WHAT NEEDS TO BE DONE:
Output all lines exactly, with nothing added or dropped.

GIVEN DATA:
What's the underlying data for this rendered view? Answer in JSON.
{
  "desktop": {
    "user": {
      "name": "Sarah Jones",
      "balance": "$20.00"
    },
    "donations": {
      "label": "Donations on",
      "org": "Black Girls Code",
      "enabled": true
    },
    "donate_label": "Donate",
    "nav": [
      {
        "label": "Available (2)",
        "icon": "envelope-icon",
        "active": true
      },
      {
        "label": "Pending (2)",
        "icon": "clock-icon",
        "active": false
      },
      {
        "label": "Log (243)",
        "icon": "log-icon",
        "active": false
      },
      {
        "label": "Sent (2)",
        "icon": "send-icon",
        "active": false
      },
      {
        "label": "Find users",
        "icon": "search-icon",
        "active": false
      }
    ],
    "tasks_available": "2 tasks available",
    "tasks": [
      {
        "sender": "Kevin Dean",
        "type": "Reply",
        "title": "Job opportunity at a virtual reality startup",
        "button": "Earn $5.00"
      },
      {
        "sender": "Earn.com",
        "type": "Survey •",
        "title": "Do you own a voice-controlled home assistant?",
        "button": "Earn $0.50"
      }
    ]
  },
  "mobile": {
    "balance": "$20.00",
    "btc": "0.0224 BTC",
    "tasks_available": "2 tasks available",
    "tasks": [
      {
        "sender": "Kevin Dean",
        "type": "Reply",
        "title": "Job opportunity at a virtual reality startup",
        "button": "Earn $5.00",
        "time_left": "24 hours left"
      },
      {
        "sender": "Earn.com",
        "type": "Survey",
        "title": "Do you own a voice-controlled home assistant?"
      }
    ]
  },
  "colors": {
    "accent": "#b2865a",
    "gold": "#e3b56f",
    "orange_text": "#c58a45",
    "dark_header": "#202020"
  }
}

THE REPLY:
What's the underlying data for this rendered view? Answer in JSON.
{
  "desktop": {
    "user": {
      "name": "Sarah Jones",
      "balance": "$20.00"
    },
    "donations": {
      "label": "Donations on",
      "org": "Black Girls Code",
      "enabled": true
    },
    "donate_label": "Donate",
    "nav": [
      {
        "label": "Available (2)",
        "icon": "envelope-icon",
        "active": true
      },
      {
        "label": "Pending (2)",
        "icon": "clock-icon",
        "active": false
      },
      {
        "label": "Log (243)",
        "icon": "log-icon",
        "active": false
      },
      {
        "label": "Sent (2)",
        "icon": "send-icon",
        "active": false
      },
      {
        "label": "Find users",
        "icon": "search-icon",
        "active": false
      }
    ],
    "tasks_available": "2 tasks available",
    "tasks": [
      {
        "sender": "Kevin Dean",
        "type": "Reply",
        "title": "Job opportunity at a virtual reality startup",
        "button": "Earn $5.00"
      },
      {
        "sender": "Earn.com",
        "type": "Survey •",
        "title": "Do you own a voice-controlled home assistant?",
        "button": "Earn $0.50"
      }
    ]
  },
  "mobile": {
    "balance": "$20.00",
    "btc": "0.0224 BTC",
    "tasks_available": "2 tasks available",
    "tasks": [
      {
        "sender": "Kevin Dean",
        "type": "Reply",
        "title": "Job opportunity at a virtual reality startup",
        "button": "Earn $5.00",
        "time_left": "24 hours left"
      },
      {
        "sender": "Earn.com",
        "type": "Survey",
        "title": "Do you own a voice-controlled home assistant?"
      }
    ]
  },
  "colors": {
    "accent": "#b2865a",
    "gold": "#e3b56f",
    "orange_text": "#c58a45",
    "dark_header": "#202020"
  }
}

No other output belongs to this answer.